(EXERCISE DETAILS) Gather every line from the entries below that includes "Amarillidaceae".

# start of ROWS

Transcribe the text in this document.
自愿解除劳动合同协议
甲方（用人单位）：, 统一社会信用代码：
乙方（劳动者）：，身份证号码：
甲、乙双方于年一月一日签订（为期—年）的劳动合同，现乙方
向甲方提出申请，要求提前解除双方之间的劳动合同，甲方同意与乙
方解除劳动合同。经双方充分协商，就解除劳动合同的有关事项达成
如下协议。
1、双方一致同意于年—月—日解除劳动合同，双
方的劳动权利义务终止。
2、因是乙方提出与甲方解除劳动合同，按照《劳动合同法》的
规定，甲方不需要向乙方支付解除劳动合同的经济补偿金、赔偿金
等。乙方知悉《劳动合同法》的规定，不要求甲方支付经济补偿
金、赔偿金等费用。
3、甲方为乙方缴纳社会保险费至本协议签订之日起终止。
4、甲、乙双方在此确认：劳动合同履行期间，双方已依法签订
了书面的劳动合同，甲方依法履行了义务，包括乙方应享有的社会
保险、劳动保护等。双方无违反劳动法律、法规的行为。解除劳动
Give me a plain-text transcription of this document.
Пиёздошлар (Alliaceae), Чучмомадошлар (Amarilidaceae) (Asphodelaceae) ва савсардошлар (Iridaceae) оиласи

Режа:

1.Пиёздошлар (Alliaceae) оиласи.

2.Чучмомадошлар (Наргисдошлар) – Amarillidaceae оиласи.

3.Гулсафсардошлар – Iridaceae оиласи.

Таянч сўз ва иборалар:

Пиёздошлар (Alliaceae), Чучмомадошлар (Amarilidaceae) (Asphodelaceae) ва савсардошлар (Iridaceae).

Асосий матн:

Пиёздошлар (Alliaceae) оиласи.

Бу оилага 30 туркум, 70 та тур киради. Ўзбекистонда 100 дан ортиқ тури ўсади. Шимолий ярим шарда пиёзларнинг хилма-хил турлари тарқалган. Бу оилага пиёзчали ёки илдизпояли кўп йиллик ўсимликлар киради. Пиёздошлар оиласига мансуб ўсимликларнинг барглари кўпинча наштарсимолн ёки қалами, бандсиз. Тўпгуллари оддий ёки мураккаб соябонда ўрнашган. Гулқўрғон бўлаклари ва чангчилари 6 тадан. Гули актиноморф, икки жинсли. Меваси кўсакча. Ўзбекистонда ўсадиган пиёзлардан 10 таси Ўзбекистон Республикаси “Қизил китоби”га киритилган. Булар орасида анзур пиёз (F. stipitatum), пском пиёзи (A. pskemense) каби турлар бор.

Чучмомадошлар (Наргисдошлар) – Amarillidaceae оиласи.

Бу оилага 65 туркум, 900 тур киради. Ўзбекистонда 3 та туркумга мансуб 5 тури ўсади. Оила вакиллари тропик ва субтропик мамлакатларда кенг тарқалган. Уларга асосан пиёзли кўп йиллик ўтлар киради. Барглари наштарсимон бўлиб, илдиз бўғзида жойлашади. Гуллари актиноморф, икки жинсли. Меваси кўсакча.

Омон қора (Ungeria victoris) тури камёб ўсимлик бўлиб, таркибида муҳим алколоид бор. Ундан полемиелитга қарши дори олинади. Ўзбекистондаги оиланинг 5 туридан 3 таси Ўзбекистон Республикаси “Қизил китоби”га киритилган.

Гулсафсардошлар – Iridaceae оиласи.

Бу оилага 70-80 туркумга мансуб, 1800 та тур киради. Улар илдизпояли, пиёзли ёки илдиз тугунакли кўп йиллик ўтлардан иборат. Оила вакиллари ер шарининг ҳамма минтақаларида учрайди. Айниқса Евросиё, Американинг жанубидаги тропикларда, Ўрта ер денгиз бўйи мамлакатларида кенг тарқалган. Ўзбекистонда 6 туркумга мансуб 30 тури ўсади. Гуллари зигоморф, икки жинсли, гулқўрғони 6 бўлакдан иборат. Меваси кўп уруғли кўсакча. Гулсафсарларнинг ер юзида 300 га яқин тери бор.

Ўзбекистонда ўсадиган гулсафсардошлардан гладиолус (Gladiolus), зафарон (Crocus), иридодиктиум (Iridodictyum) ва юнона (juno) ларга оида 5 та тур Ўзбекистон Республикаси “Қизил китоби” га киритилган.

# end of ROWS
# start of ROWS

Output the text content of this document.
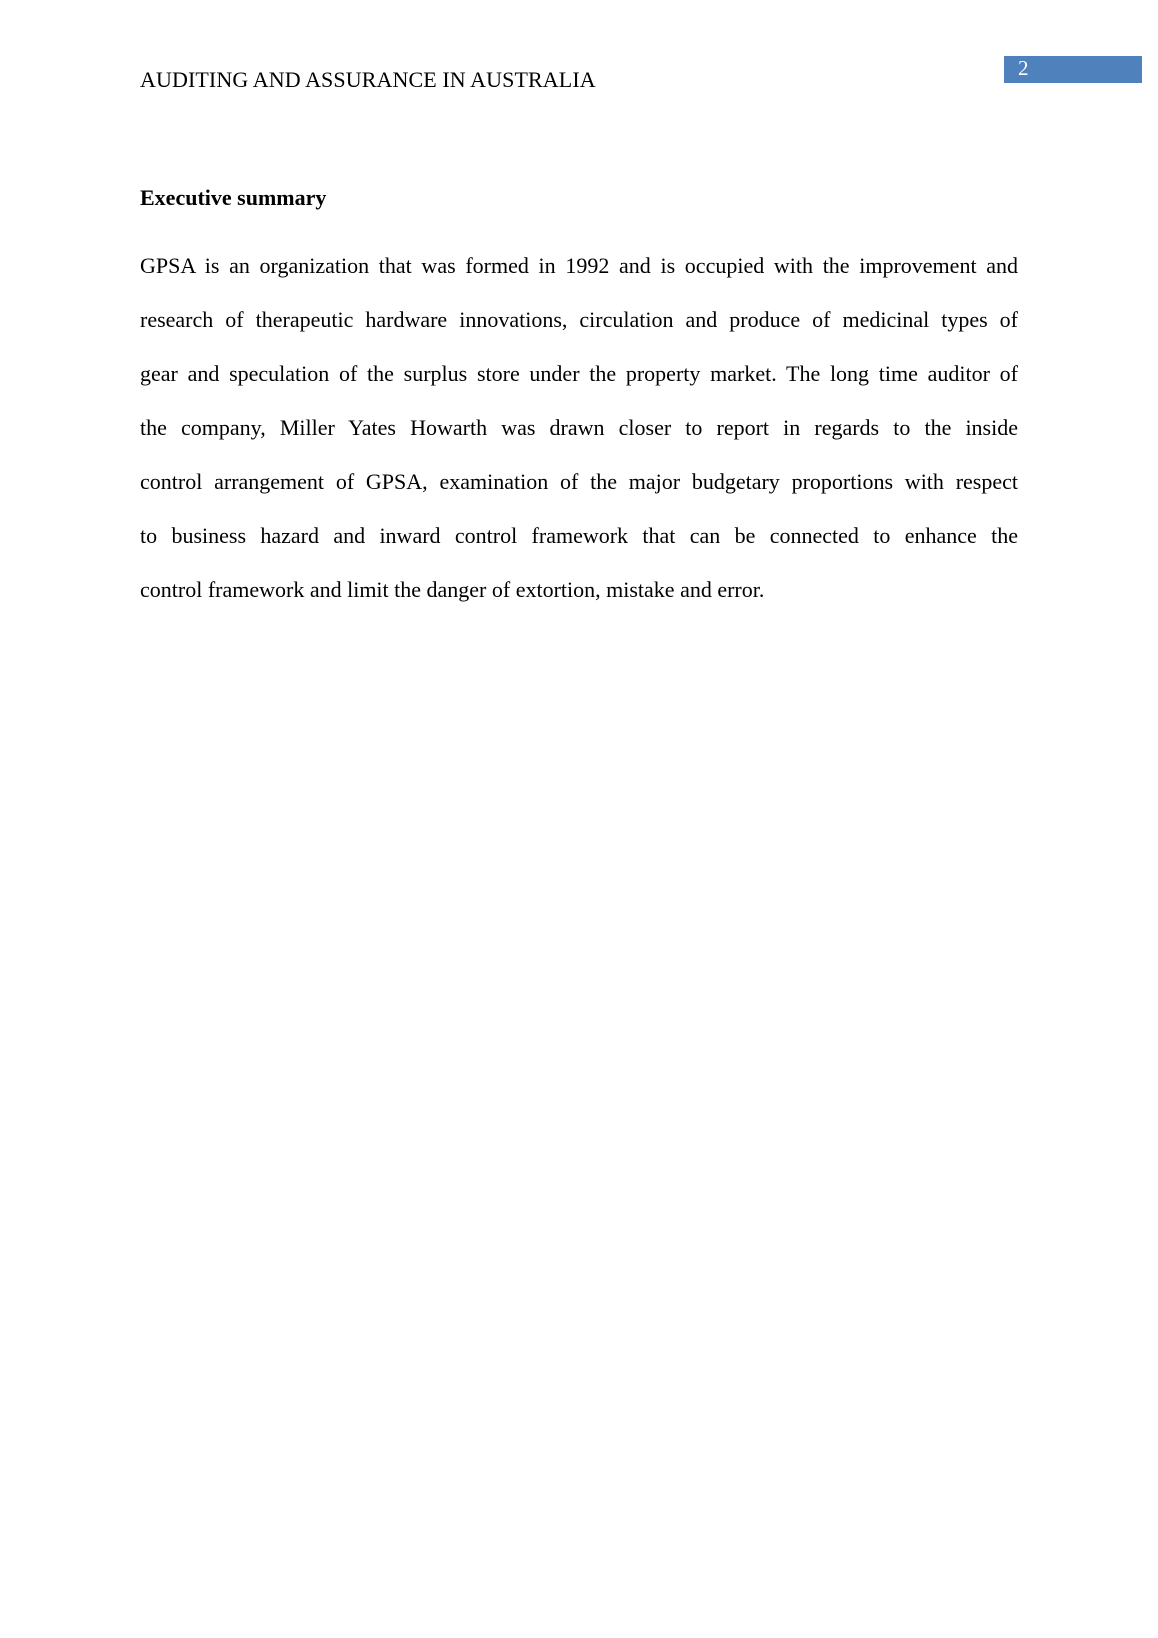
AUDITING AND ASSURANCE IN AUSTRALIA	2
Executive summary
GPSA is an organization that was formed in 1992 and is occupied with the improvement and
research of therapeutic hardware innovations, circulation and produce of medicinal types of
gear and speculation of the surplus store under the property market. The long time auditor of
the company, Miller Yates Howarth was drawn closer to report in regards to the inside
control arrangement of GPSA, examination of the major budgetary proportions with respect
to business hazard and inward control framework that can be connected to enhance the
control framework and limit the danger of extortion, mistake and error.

# end of ROWS

(COMPLETED EXERCISE)
2.Чучмомадошлар (Наргисдошлар) – Amarillidaceae оиласи.
Чучмомадошлар (Наргисдошлар) – Amarillidaceae оиласи.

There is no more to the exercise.